- Requirement -
Word for word, quote all of the material, omitting the pictures.

- Data rows -
--- start ---
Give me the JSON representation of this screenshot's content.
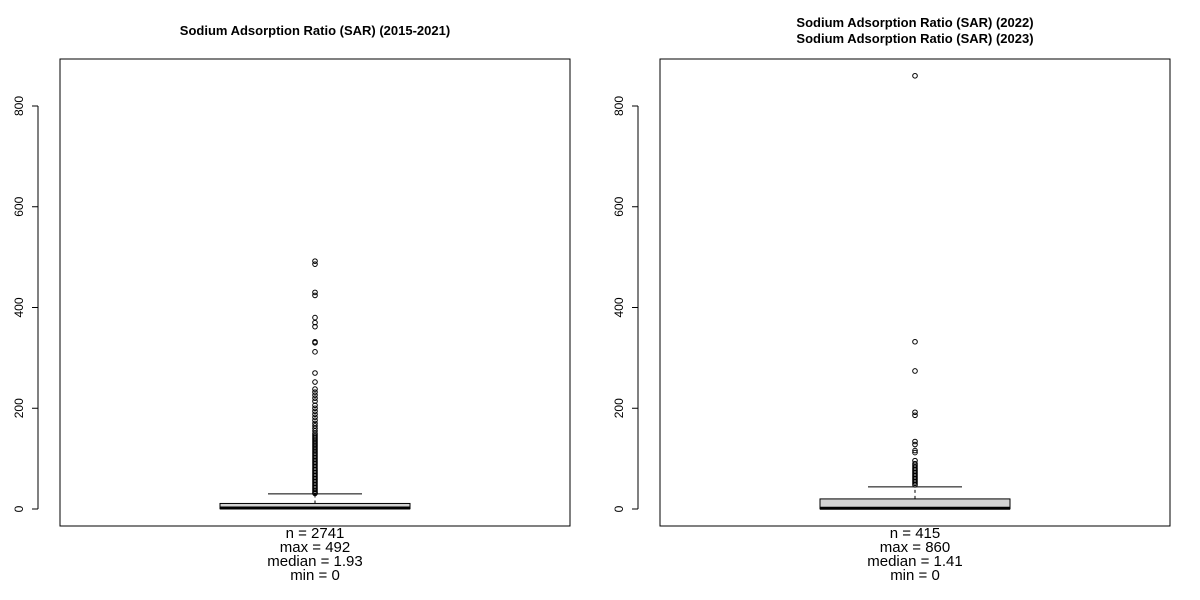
{
  "chart_data": [
    {
      "type": "box",
      "title": "Sodium Adsorption Ratio (SAR) (2015-2021)",
      "ylim": [
        0,
        900
      ],
      "yticks": [
        0,
        200,
        400,
        600,
        800
      ],
      "box": {
        "min": 0,
        "q1": 0.5,
        "median": 1.93,
        "q3": 11,
        "upper_whisker": 30,
        "max": 492,
        "color": "#d3d3d3"
      },
      "outliers": [
        492,
        486,
        430,
        424,
        380,
        370,
        362,
        332,
        330,
        312,
        270,
        252,
        238,
        232,
        226,
        220,
        214,
        206,
        200,
        194,
        188,
        182,
        176,
        170,
        165,
        160,
        155,
        150,
        147,
        144,
        141,
        138,
        135,
        132,
        129,
        126,
        123,
        120,
        117,
        114,
        111,
        108,
        105,
        102,
        99,
        96,
        93,
        90,
        87,
        84,
        81,
        78,
        75,
        72,
        69,
        66,
        63,
        60,
        57,
        54,
        51,
        48,
        45,
        42,
        39,
        36,
        33,
        31
      ],
      "stats": {
        "n": "n = 2741",
        "max": "max = 492",
        "median": "median = 1.93",
        "min": "min = 0"
      }
    },
    {
      "type": "box",
      "title_lines": [
        "Sodium Adsorption Ratio (SAR) (2022)",
        "Sodium Adsorption Ratio (SAR) (2023)"
      ],
      "ylim": [
        0,
        900
      ],
      "yticks": [
        0,
        200,
        400,
        600,
        800
      ],
      "box": {
        "min": 0,
        "q1": 0.3,
        "median": 1.41,
        "q3": 20,
        "upper_whisker": 44,
        "max": 860,
        "color": "#d3d3d3"
      },
      "outliers": [
        860,
        332,
        274,
        192,
        186,
        134,
        128,
        116,
        112,
        96,
        90,
        87,
        84,
        81,
        78,
        75,
        72,
        69,
        66,
        63,
        60,
        57,
        54,
        51,
        48
      ],
      "stats": {
        "n": "n = 415",
        "max": "max = 860",
        "median": "median = 1.41",
        "min": "min = 0"
      }
    }
  ]
}
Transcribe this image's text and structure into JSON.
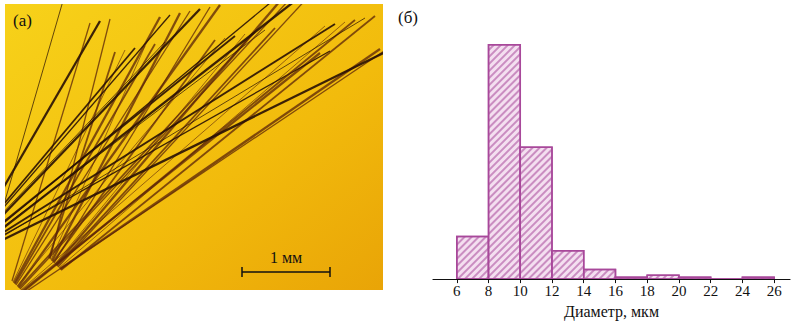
{
  "photo": {
    "label": "(а)",
    "scale_bar": "1 мм"
  },
  "chart_data": {
    "type": "histogram",
    "title": "(б)",
    "x_label": "Диаметр, мкм",
    "bins": [
      6,
      8,
      10,
      12,
      14,
      16,
      18,
      20,
      22,
      24,
      26
    ],
    "values": [
      45,
      247,
      139,
      30,
      10,
      2,
      4,
      2,
      0,
      2
    ],
    "color": "#a8489a",
    "xlim": [
      4.5,
      27
    ],
    "xticks": [
      6,
      8,
      10,
      12,
      14,
      16,
      18,
      20,
      22,
      24,
      26
    ],
    "ylim": [
      0,
      252
    ],
    "tick_labels": "x",
    "grid": false
  }
}
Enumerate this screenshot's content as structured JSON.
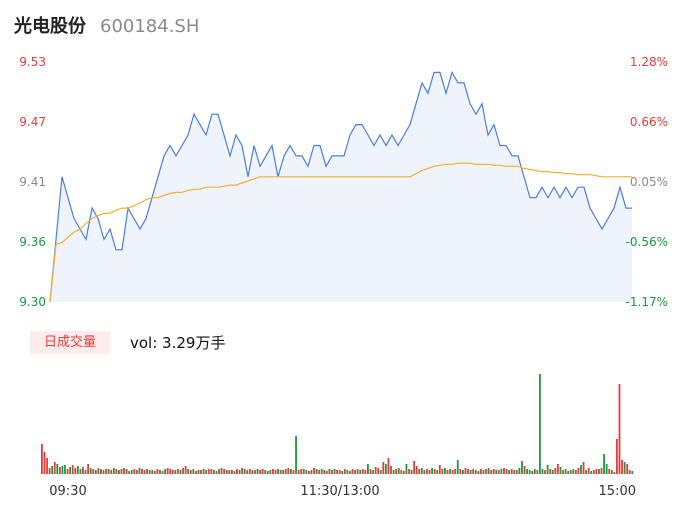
--- end ---
- Correct answer -
Give me the JSON representation of this screenshot's content.
{
  "chart_data": [
    {
      "type": "box",
      "title": "Sodium Adsorption Ratio (SAR) (2015-2021)",
      "ylim": [
        0,
        900
      ],
      "yticks": [
        0,
        200,
        400,
        600,
        800
      ],
      "box": {
        "min": 0,
        "q1": 0.5,
        "median": 1.93,
        "q3": 11,
        "upper_whisker": 30,
        "max": 492,
        "color": "#d3d3d3"
      },
      "outliers": [
        492,
        486,
        430,
        424,
        380,
        370,
        362,
        332,
        330,
        312,
        270,
        252,
        238,
        232,
        226,
        220,
        214,
        206,
        200,
        194,
        188,
        182,
        176,
        170,
        165,
        160,
        155,
        150,
        147,
        144,
        141,
        138,
        135,
        132,
        129,
        126,
        123,
        120,
        117,
        114,
        111,
        108,
        105,
        102,
        99,
        96,
        93,
        90,
        87,
        84,
        81,
        78,
        75,
        72,
        69,
        66,
        63,
        60,
        57,
        54,
        51,
        48,
        45,
        42,
        39,
        36,
        33,
        31
      ],
      "stats": {
        "n": "n = 2741",
        "max": "max = 492",
        "median": "median = 1.93",
        "min": "min = 0"
      }
    },
    {
      "type": "box",
      "title_lines": [
        "Sodium Adsorption Ratio (SAR) (2022)",
        "Sodium Adsorption Ratio (SAR) (2023)"
      ],
      "ylim": [
        0,
        900
      ],
      "yticks": [
        0,
        200,
        400,
        600,
        800
      ],
      "box": {
        "min": 0,
        "q1": 0.3,
        "median": 1.41,
        "q3": 20,
        "upper_whisker": 44,
        "max": 860,
        "color": "#d3d3d3"
      },
      "outliers": [
        860,
        332,
        274,
        192,
        186,
        134,
        128,
        116,
        112,
        96,
        90,
        87,
        84,
        81,
        78,
        75,
        72,
        69,
        66,
        63,
        60,
        57,
        54,
        51,
        48
      ],
      "stats": {
        "n": "n = 415",
        "max": "max = 860",
        "median": "median = 1.41",
        "min": "min = 0"
      }
    }
  ]
}
Transcribe this image's text and structure into JSON.
{
  "photo": {
    "label": "(а)",
    "scale_bar": "1 мм"
  },
  "chart_data": {
    "type": "histogram",
    "title": "(б)",
    "x_label": "Диаметр, мкм",
    "bins": [
      6,
      8,
      10,
      12,
      14,
      16,
      18,
      20,
      22,
      24,
      26
    ],
    "values": [
      45,
      247,
      139,
      30,
      10,
      2,
      4,
      2,
      0,
      2
    ],
    "color": "#a8489a",
    "xlim": [
      4.5,
      27
    ],
    "xticks": [
      6,
      8,
      10,
      12,
      14,
      16,
      18,
      20,
      22,
      24,
      26
    ],
    "ylim": [
      0,
      252
    ],
    "tick_labels": "x",
    "grid": false
  }
}
Enumerate this screenshot's content as structured JSON.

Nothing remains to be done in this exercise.